• **WHAT YOU NEED TO DO**
Show each line of the data below that has the string "text" in it.

==== THE RECORDS ====

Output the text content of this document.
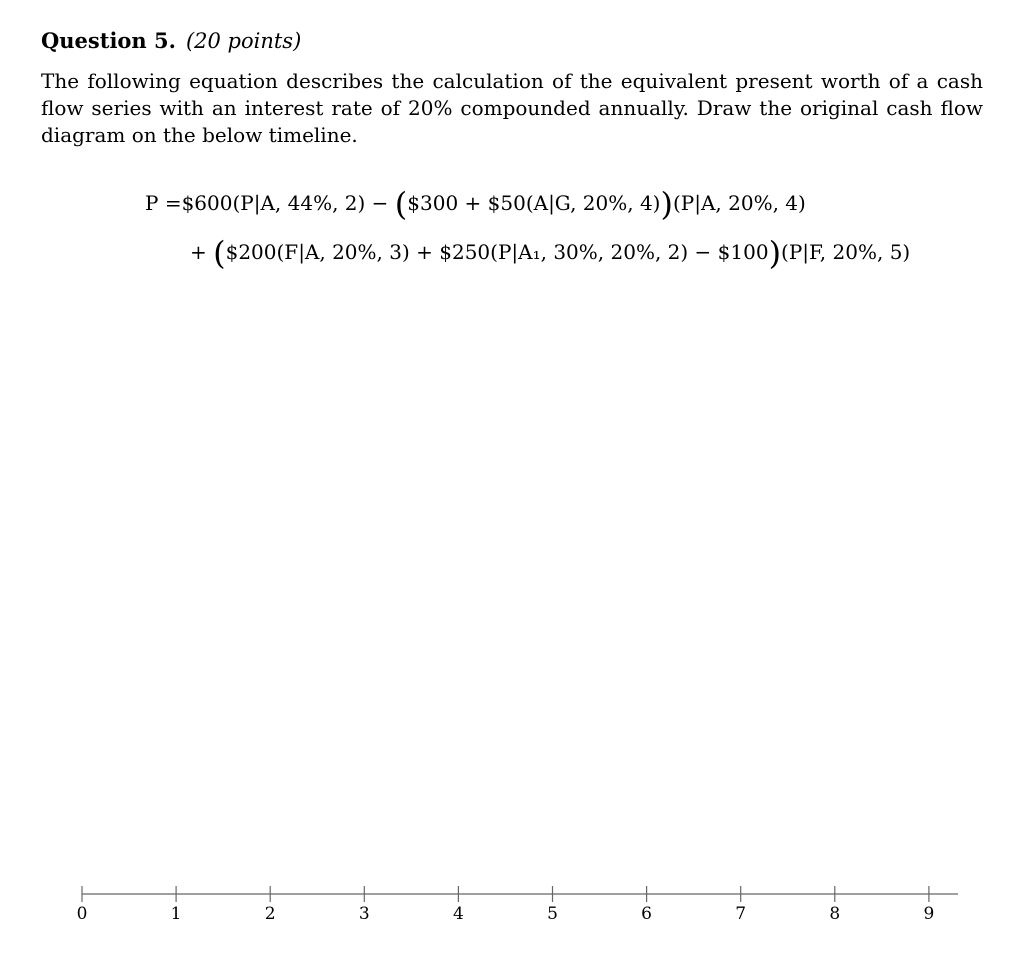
Question 5. (20 points)
The following equation describes the calculation of the equivalent present worth of a cash flow series with an interest rate of 20% compounded annually. Draw the original cash flow diagram on the below timeline.
P =$600(P|A, 44%, 2) − ($300 + $50(A|G, 20%, 4))(P|A, 20%, 4)
+ ($200(F|A, 20%, 3) + $250(P|A₁, 30%, 20%, 2) − $100)(P|F, 20%, 5)
0	1	2	3	4	5	6	7	8	9
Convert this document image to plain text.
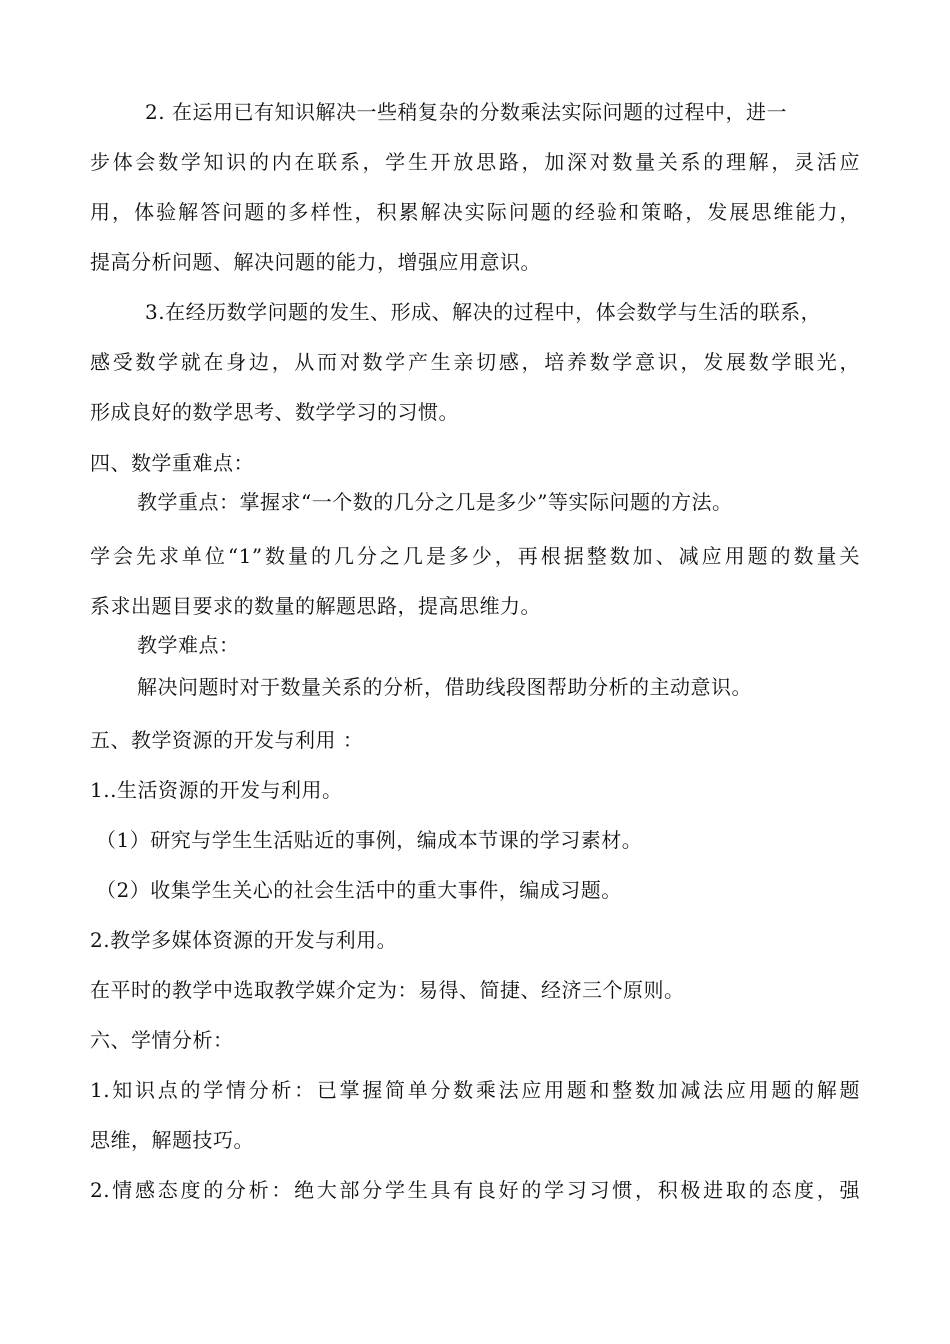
2. 在运用已有知识解决一些稍复杂的分数乘法实际问题的过程中，进一
步体会数学知识的内在联系，学生开放思路，加深对数量关系的理解，灵活应
用，体验解答问题的多样性，积累解决实际问题的经验和策略，发展思维能力，
提高分析问题、解决问题的能力，增强应用意识。
3.在经历数学问题的发生、形成、解决的过程中，体会数学与生活的联系，
感受数学就在身边，从而对数学产生亲切感，培养数学意识，发展数学眼光，
形成良好的数学思考、数学学习的习惯。
四、数学重难点：
教学重点：掌握求“一个数的几分之几是多少”等实际问题的方法。
学会先求单位“1”数量的几分之几是多少，再根据整数加、减应用题的数量关
系求出题目要求的数量的解题思路，提高思维力。
教学难点：
解决问题时对于数量关系的分析，借助线段图帮助分析的主动意识。
五、教学资源的开发与利用 ：
1..生活资源的开发与利用。
（1）研究与学生生活贴近的事例，编成本节课的学习素材。
（2）收集学生关心的社会生活中的重大事件，编成习题。
2.教学多媒体资源的开发与利用。
在平时的教学中选取教学媒介定为：易得、简捷、经济三个原则。
六、学情分析：
1.知识点的学情分析：已掌握简单分数乘法应用题和整数加减法应用题的解题
思维，解题技巧。
2.情感态度的分析：绝大部分学生具有良好的学习习惯，积极进取的态度，强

====

• **EXERCISE ANSWER**
Output the text content of this document.
Convert this document image to plain text.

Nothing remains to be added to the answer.